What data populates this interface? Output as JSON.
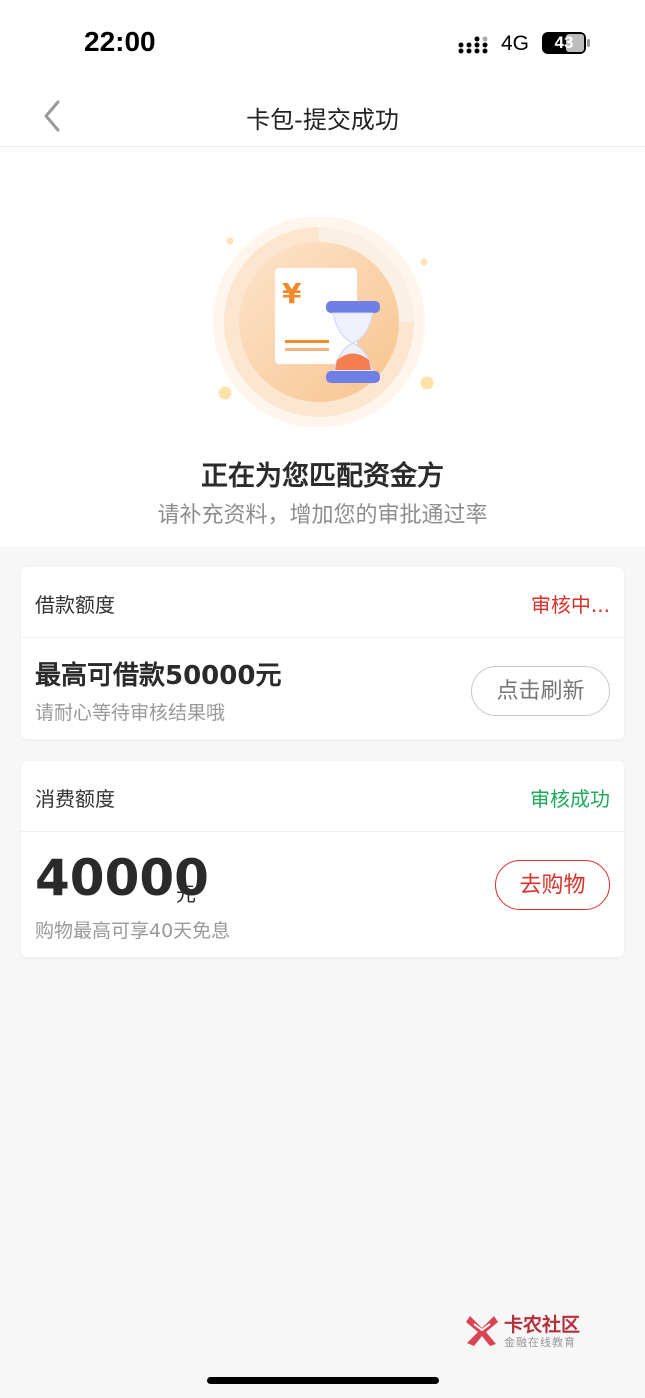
{
  "status_bar": {
    "time": "22:00",
    "network": "4G",
    "battery": "43"
  },
  "nav": {
    "title": "卡包-提交成功",
    "back_icon": "chevron-left-icon"
  },
  "hero": {
    "title": "正在为您匹配资金方",
    "subtitle": "请补充资料，增加您的审批通过率",
    "illustration_symbol": "¥"
  },
  "loan_card": {
    "label": "借款额度",
    "status": "审核中...",
    "headline": "最高可借款50000元",
    "hint": "请耐心等待审核结果哦",
    "button": "点击刷新"
  },
  "consume_card": {
    "label": "消费额度",
    "status": "审核成功",
    "amount": "40000",
    "unit": "元",
    "hint": "购物最高可享40天免息",
    "button": "去购物"
  },
  "watermark": {
    "name": "卡农社区",
    "slogan": "金融在线教育"
  },
  "colors": {
    "pending": "#d8322a",
    "success": "#1faa5b",
    "accent": "#f08a2c"
  }
}
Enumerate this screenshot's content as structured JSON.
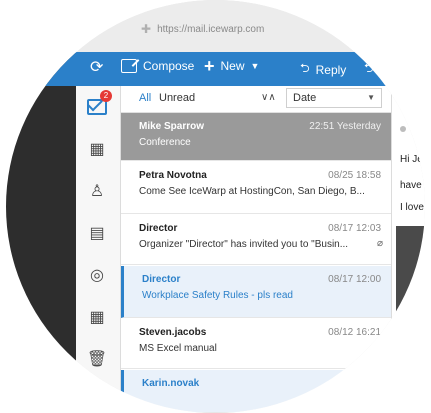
{
  "browser": {
    "url": "https://mail.icewarp.com"
  },
  "toolbar": {
    "compose_label": "Compose",
    "new_label": "New",
    "reply_label": "Reply",
    "accent_color": "#2b80c9"
  },
  "sidebar": {
    "mail_badge": "2",
    "icons": [
      "mail-icon",
      "calendar-icon",
      "contacts-icon",
      "notes-icon",
      "tasks-icon",
      "events-icon",
      "trash-icon"
    ]
  },
  "filters": {
    "all": "All",
    "unread": "Unread",
    "sort_toggle": "∨∧",
    "sort_by": "Date"
  },
  "messages": [
    {
      "sender": "Mike Sparrow",
      "time": "22:51 Yesterday",
      "subject": "Conference"
    },
    {
      "sender": "Petra Novotna",
      "time": "08/25 18:58",
      "subject": "Come See IceWarp at HostingCon, San Diego, B..."
    },
    {
      "sender": "Director",
      "time": "08/17 12:03",
      "subject": "Organizer \"Director\" has invited you to \"Busin..."
    },
    {
      "sender": "Director",
      "time": "08/17 12:00",
      "subject": "Workplace Safety Rules - pls read"
    },
    {
      "sender": "Steven.jacobs",
      "time": "08/12 16:21",
      "subject": "MS Excel manual"
    },
    {
      "sender": "Karin.novak",
      "time": "",
      "subject": ""
    }
  ],
  "preview": {
    "line1": "Hi Je",
    "line2": "have y",
    "line3": "I love c"
  }
}
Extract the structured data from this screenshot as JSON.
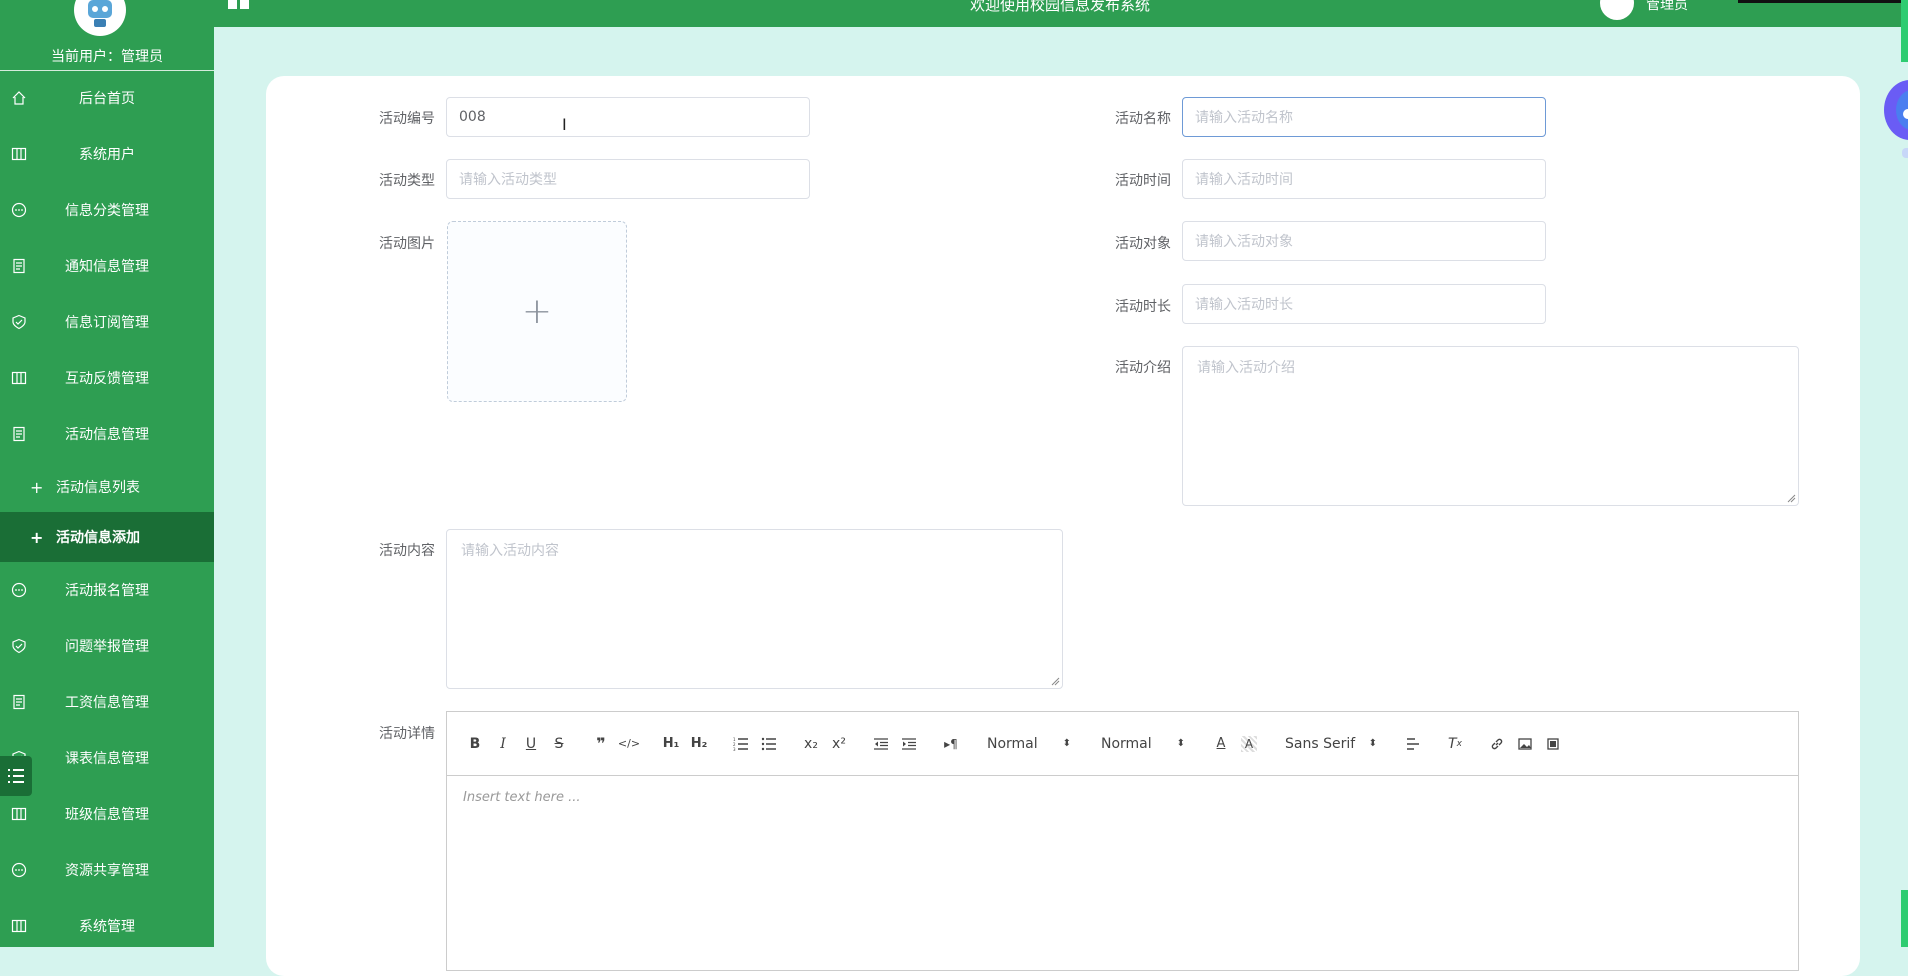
{
  "sidebar": {
    "current_user": "当前用户：管理员",
    "items": [
      {
        "label": "后台首页",
        "icon": "home-icon"
      },
      {
        "label": "系统用户",
        "icon": "columns-icon"
      },
      {
        "label": "信息分类管理",
        "icon": "chat-icon"
      },
      {
        "label": "通知信息管理",
        "icon": "document-icon"
      },
      {
        "label": "信息订阅管理",
        "icon": "shield-check-icon"
      },
      {
        "label": "互动反馈管理",
        "icon": "columns-icon"
      },
      {
        "label": "活动信息管理",
        "icon": "document-icon"
      }
    ],
    "sub_items": [
      {
        "label": "活动信息列表"
      },
      {
        "label": "活动信息添加"
      }
    ],
    "items2": [
      {
        "label": "活动报名管理",
        "icon": "chat-icon"
      },
      {
        "label": "问题举报管理",
        "icon": "shield-check-icon"
      },
      {
        "label": "工资信息管理",
        "icon": "document-icon"
      },
      {
        "label": "课表信息管理",
        "icon": "shield-check-icon"
      },
      {
        "label": "班级信息管理",
        "icon": "columns-icon"
      },
      {
        "label": "资源共享管理",
        "icon": "chat-icon"
      },
      {
        "label": "系统管理",
        "icon": "columns-icon"
      }
    ]
  },
  "header": {
    "title": "欢迎使用校园信息发布系统",
    "username": "管理员"
  },
  "form": {
    "activity_no": {
      "label": "活动编号",
      "value": "008"
    },
    "activity_name": {
      "label": "活动名称",
      "placeholder": "请输入活动名称"
    },
    "activity_type": {
      "label": "活动类型",
      "placeholder": "请输入活动类型"
    },
    "activity_time": {
      "label": "活动时间",
      "placeholder": "请输入活动时间"
    },
    "activity_image": {
      "label": "活动图片"
    },
    "activity_target": {
      "label": "活动对象",
      "placeholder": "请输入活动对象"
    },
    "activity_duration": {
      "label": "活动时长",
      "placeholder": "请输入活动时长"
    },
    "activity_intro": {
      "label": "活动介绍",
      "placeholder": "请输入活动介绍"
    },
    "activity_content": {
      "label": "活动内容",
      "placeholder": "请输入活动内容"
    },
    "activity_detail": {
      "label": "活动详情"
    }
  },
  "editor": {
    "header_select": "Normal",
    "size_select": "Normal",
    "font_select": "Sans Serif",
    "placeholder": "Insert text here ..."
  },
  "colors": {
    "sidebar": "#2e9e52",
    "sidebar_active": "#1a6e36",
    "background": "#d5f4ee"
  }
}
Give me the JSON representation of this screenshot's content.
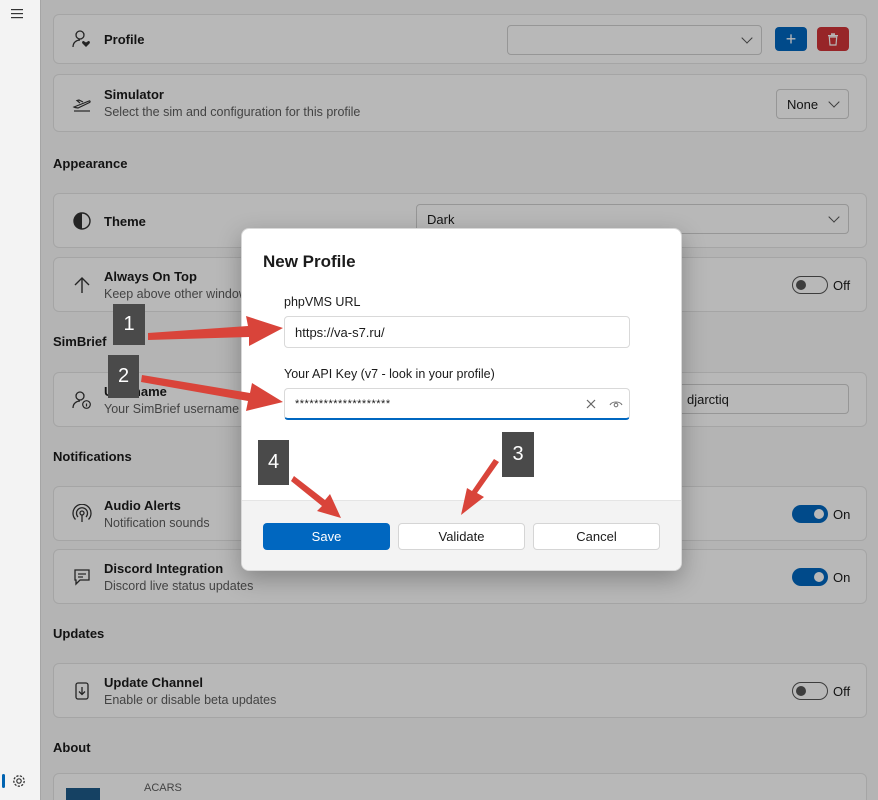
{
  "nav": {
    "menu_icon": "hamburger-icon",
    "settings_icon": "gear-icon"
  },
  "profile": {
    "title": "Profile",
    "select_value": "",
    "add_label": "+",
    "delete_icon": "trash-icon"
  },
  "simulator": {
    "title": "Simulator",
    "subtitle": "Select the sim and configuration for this profile",
    "value": "None"
  },
  "sections": {
    "appearance": "Appearance",
    "simbrief": "SimBrief",
    "notifications": "Notifications",
    "updates": "Updates",
    "about": "About"
  },
  "theme": {
    "title": "Theme",
    "value": "Dark"
  },
  "always_on_top": {
    "title": "Always On Top",
    "subtitle": "Keep above other windows",
    "state": "Off"
  },
  "simbrief_user": {
    "title": "Username",
    "subtitle": "Your SimBrief username",
    "value": "djarctiq"
  },
  "audio_alerts": {
    "title": "Audio Alerts",
    "subtitle": "Notification sounds",
    "state": "On"
  },
  "discord": {
    "title": "Discord Integration",
    "subtitle": "Discord live status updates",
    "state": "On"
  },
  "update_channel": {
    "title": "Update Channel",
    "subtitle": "Enable or disable beta updates",
    "state": "Off"
  },
  "about_card": {
    "partial_text": "ACARS"
  },
  "dialog": {
    "title": "New Profile",
    "url_label": "phpVMS URL",
    "url_value": "https://va-s7.ru/",
    "api_label": "Your API Key (v7 - look in your profile)",
    "api_value": "********************",
    "save": "Save",
    "validate": "Validate",
    "cancel": "Cancel"
  },
  "callouts": [
    "1",
    "2",
    "3",
    "4"
  ],
  "colors": {
    "accent": "#0067c0",
    "danger": "#d13438",
    "callout_arrow": "#d9443a",
    "callout_badge": "#4a4a4a"
  }
}
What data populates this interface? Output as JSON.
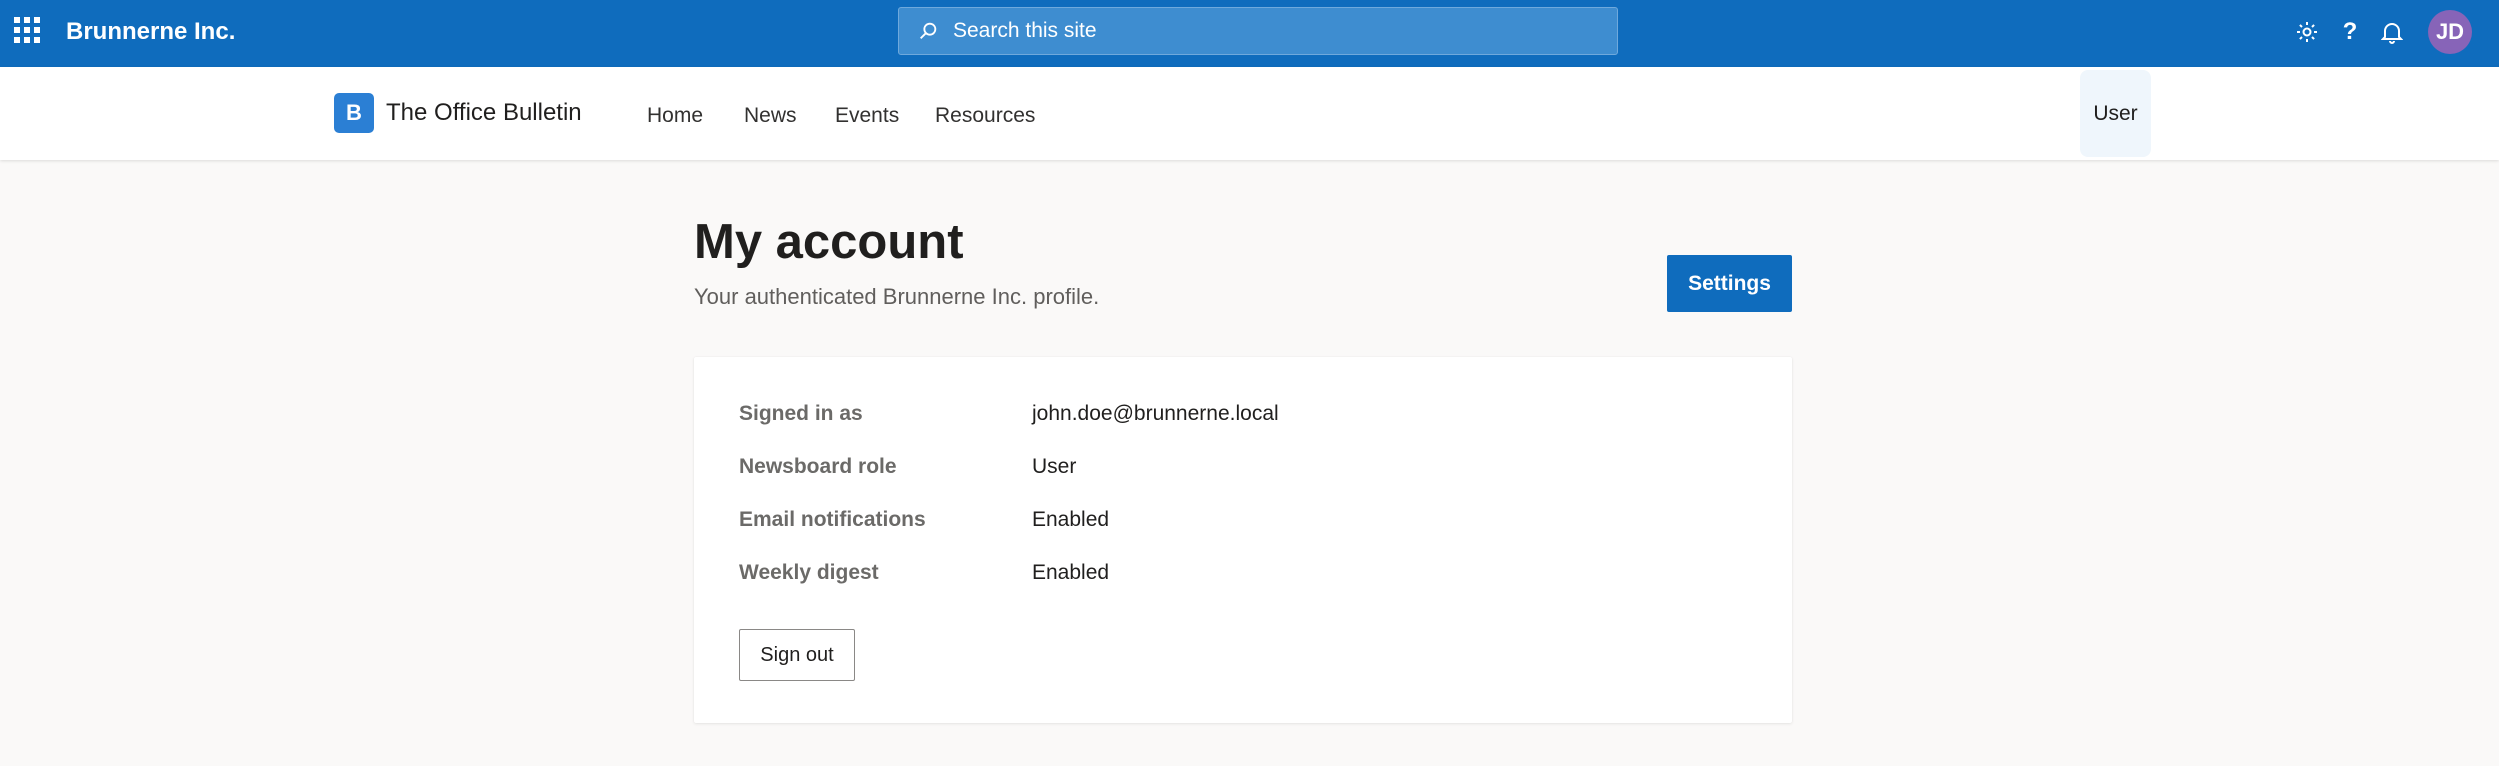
{
  "suite": {
    "brand": "Brunnerne Inc.",
    "search_placeholder": "Search this site",
    "help_glyph": "?",
    "avatar_initials": "JD",
    "icons": [
      "waffle-icon",
      "search-icon",
      "gear-icon",
      "help-icon",
      "bell-icon"
    ]
  },
  "site": {
    "logo_letter": "B",
    "title": "The Office Bulletin",
    "nav": [
      "Home",
      "News",
      "Events",
      "Resources"
    ],
    "user_tab": "User"
  },
  "main": {
    "title": "My account",
    "subtitle": "Your authenticated Brunnerne Inc. profile.",
    "settings_label": "Settings",
    "details": [
      {
        "label": "Signed in as",
        "value": "john.doe@brunnerne.local"
      },
      {
        "label": "Newsboard role",
        "value": "User"
      },
      {
        "label": "Email notifications",
        "value": "Enabled"
      },
      {
        "label": "Weekly digest",
        "value": "Enabled"
      }
    ],
    "signout_label": "Sign out"
  },
  "colors": {
    "brand_blue": "#0f6cbd",
    "avatar_purple": "#8764b8",
    "page_bg": "#faf9f8"
  }
}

::::::::

Your goal
Find every line in the records that contains the word "JSON"; copy those lines.

Response to this task
What data populates this interface? Output as JSON.
Enumerate this screenshot's content as structured JSON.
Extract the structured data from this screenshot as JSON.
Give me the JSON representation of this screenshot's content.
What data populates this interface? Output as JSON.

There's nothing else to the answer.